[Source data Boundary: Start]

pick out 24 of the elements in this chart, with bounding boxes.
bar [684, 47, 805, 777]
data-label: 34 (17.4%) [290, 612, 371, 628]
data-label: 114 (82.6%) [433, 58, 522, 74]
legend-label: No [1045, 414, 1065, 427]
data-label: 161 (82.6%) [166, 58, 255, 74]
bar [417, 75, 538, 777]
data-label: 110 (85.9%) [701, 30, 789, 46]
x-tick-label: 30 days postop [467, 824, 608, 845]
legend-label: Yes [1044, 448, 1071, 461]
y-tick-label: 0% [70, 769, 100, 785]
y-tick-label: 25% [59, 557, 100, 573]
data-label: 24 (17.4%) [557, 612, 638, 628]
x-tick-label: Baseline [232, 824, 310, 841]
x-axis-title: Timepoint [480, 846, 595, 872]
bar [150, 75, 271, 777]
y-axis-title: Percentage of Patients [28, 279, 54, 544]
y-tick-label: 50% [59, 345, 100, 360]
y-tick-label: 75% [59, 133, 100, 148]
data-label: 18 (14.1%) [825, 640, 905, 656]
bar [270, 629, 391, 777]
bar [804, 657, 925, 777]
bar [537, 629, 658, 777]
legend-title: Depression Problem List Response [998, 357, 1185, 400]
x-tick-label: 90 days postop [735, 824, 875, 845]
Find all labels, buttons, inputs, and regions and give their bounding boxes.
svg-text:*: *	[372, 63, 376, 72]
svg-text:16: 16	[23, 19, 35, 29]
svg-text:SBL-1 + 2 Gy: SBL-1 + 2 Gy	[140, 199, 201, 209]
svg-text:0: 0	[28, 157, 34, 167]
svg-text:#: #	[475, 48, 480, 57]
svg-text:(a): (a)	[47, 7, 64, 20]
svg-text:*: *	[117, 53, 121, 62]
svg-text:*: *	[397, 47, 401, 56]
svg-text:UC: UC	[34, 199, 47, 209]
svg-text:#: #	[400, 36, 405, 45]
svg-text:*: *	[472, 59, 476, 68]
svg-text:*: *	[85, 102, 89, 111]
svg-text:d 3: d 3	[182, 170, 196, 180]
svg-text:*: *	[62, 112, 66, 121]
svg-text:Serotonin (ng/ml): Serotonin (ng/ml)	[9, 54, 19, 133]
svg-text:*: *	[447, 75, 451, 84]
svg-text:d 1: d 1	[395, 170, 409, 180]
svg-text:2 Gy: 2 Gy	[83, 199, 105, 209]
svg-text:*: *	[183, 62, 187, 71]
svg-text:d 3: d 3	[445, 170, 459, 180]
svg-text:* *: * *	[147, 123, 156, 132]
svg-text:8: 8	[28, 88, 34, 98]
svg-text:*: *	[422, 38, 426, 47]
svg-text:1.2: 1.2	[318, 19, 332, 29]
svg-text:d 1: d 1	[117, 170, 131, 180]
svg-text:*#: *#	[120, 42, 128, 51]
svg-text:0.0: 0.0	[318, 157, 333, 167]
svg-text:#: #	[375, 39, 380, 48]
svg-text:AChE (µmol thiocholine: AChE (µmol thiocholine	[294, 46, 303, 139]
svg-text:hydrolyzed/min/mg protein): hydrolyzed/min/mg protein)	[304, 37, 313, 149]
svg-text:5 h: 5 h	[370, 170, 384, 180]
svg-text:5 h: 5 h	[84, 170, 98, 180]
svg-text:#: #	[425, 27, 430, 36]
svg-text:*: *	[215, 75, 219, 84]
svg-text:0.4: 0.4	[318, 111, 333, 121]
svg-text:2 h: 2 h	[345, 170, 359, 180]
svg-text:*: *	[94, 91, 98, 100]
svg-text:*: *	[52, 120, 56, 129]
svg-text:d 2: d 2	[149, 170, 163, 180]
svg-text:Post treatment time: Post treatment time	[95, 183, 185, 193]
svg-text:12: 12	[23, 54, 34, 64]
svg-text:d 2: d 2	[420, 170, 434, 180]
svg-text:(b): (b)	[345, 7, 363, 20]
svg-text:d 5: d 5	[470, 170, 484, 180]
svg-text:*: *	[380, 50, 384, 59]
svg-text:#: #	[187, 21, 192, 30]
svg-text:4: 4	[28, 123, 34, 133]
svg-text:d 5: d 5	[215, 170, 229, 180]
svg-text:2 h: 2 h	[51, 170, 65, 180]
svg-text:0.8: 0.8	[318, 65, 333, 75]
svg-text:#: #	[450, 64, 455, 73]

[Source data Boundary: End]

• Assignment: Each entry above, in full, should be output exactly as it reads.

• Answer to the problem:
pick out 24 of the elements in this chart, with bounding boxes.
bar [684, 47, 805, 777]
data-label: 34 (17.4%) [290, 612, 371, 628]
data-label: 114 (82.6%) [433, 58, 522, 74]
legend-label: No [1045, 414, 1065, 427]
data-label: 161 (82.6%) [166, 58, 255, 74]
bar [417, 75, 538, 777]
data-label: 110 (85.9%) [701, 30, 789, 46]
x-tick-label: 30 days postop [467, 824, 608, 845]
legend-label: Yes [1044, 448, 1071, 461]
y-tick-label: 0% [70, 769, 100, 785]
y-tick-label: 25% [59, 557, 100, 573]
data-label: 24 (17.4%) [557, 612, 638, 628]
x-tick-label: Baseline [232, 824, 310, 841]
x-axis-title: Timepoint [480, 846, 595, 872]
bar [150, 75, 271, 777]
y-axis-title: Percentage of Patients [28, 279, 54, 544]
y-tick-label: 50% [59, 345, 100, 360]
y-tick-label: 75% [59, 133, 100, 148]
data-label: 18 (14.1%) [825, 640, 905, 656]
bar [270, 629, 391, 777]
bar [804, 657, 925, 777]
bar [537, 629, 658, 777]
legend-title: Depression Problem List Response [998, 357, 1185, 400]
x-tick-label: 90 days postop [735, 824, 875, 845]
Find all labels, buttons, inputs, and regions and give their bounding boxes.
svg-text:*: *	[372, 63, 376, 72]
svg-text:16: 16	[23, 19, 35, 29]
svg-text:SBL-1 + 2 Gy: SBL-1 + 2 Gy	[140, 199, 201, 209]
svg-text:0: 0	[28, 157, 34, 167]
svg-text:#: #	[475, 48, 480, 57]
svg-text:(a): (a)	[47, 7, 64, 20]
svg-text:*: *	[117, 53, 121, 62]
svg-text:*: *	[397, 47, 401, 56]
svg-text:UC: UC	[34, 199, 47, 209]
svg-text:#: #	[400, 36, 405, 45]
svg-text:*: *	[472, 59, 476, 68]
svg-text:*: *	[85, 102, 89, 111]
svg-text:d 3: d 3	[182, 170, 196, 180]
svg-text:*: *	[62, 112, 66, 121]
svg-text:Serotonin (ng/ml): Serotonin (ng/ml)	[9, 54, 19, 133]
svg-text:*: *	[447, 75, 451, 84]
svg-text:d 1: d 1	[395, 170, 409, 180]
svg-text:2 Gy: 2 Gy	[83, 199, 105, 209]
svg-text:*: *	[183, 62, 187, 71]
svg-text:d 3: d 3	[445, 170, 459, 180]
svg-text:* *: * *	[147, 123, 156, 132]
svg-text:8: 8	[28, 88, 34, 98]
svg-text:*: *	[422, 38, 426, 47]
svg-text:1.2: 1.2	[318, 19, 332, 29]
svg-text:d 1: d 1	[117, 170, 131, 180]
svg-text:*#: *#	[120, 42, 128, 51]
svg-text:0.0: 0.0	[318, 157, 333, 167]
svg-text:#: #	[375, 39, 380, 48]
svg-text:AChE (µmol thiocholine: AChE (µmol thiocholine	[294, 46, 303, 139]
svg-text:hydrolyzed/min/mg protein): hydrolyzed/min/mg protein)	[304, 37, 313, 149]
svg-text:5 h: 5 h	[370, 170, 384, 180]
svg-text:5 h: 5 h	[84, 170, 98, 180]
svg-text:#: #	[425, 27, 430, 36]
svg-text:*: *	[215, 75, 219, 84]
svg-text:0.4: 0.4	[318, 111, 333, 121]
svg-text:2 h: 2 h	[345, 170, 359, 180]
svg-text:*: *	[94, 91, 98, 100]
svg-text:*: *	[52, 120, 56, 129]
svg-text:d 2: d 2	[149, 170, 163, 180]
svg-text:Post treatment time: Post treatment time	[95, 183, 185, 193]
svg-text:12: 12	[23, 54, 34, 64]
svg-text:d 2: d 2	[420, 170, 434, 180]
svg-text:(b): (b)	[345, 7, 363, 20]
svg-text:d 5: d 5	[470, 170, 484, 180]
svg-text:*: *	[380, 50, 384, 59]
svg-text:#: #	[187, 21, 192, 30]
svg-text:4: 4	[28, 123, 34, 133]
svg-text:d 5: d 5	[215, 170, 229, 180]
svg-text:2 h: 2 h	[51, 170, 65, 180]
svg-text:0.8: 0.8	[318, 65, 333, 75]
svg-text:#: #	[450, 64, 455, 73]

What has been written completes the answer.